EXERCISE REQUIREMENTS: Show all lines from the data that include the word "考试时间".
— START OF LISTING —
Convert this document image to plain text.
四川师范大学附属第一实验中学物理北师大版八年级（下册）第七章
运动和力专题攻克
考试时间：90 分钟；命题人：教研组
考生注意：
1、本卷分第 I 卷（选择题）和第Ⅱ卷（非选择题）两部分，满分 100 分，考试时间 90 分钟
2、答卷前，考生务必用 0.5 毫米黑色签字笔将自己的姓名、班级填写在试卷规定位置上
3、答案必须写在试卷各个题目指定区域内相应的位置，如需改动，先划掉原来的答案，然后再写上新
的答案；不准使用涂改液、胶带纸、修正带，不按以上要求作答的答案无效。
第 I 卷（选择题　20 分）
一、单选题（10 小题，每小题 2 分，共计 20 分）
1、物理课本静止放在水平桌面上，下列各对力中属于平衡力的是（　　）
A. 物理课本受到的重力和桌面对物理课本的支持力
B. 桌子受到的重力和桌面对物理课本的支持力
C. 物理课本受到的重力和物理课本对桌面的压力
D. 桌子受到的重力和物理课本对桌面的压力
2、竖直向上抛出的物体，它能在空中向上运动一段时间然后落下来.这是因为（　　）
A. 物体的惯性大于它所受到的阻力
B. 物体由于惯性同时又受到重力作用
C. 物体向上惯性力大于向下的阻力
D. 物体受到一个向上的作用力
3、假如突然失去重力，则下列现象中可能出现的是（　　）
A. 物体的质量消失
— END OF LISTING —
RESPONSE FOR THIS EXERCISE:
考试时间：90 分钟；命题人：教研组
1、本卷分第 I 卷（选择题）和第Ⅱ卷（非选择题）两部分，满分 100 分，考试时间 90 分钟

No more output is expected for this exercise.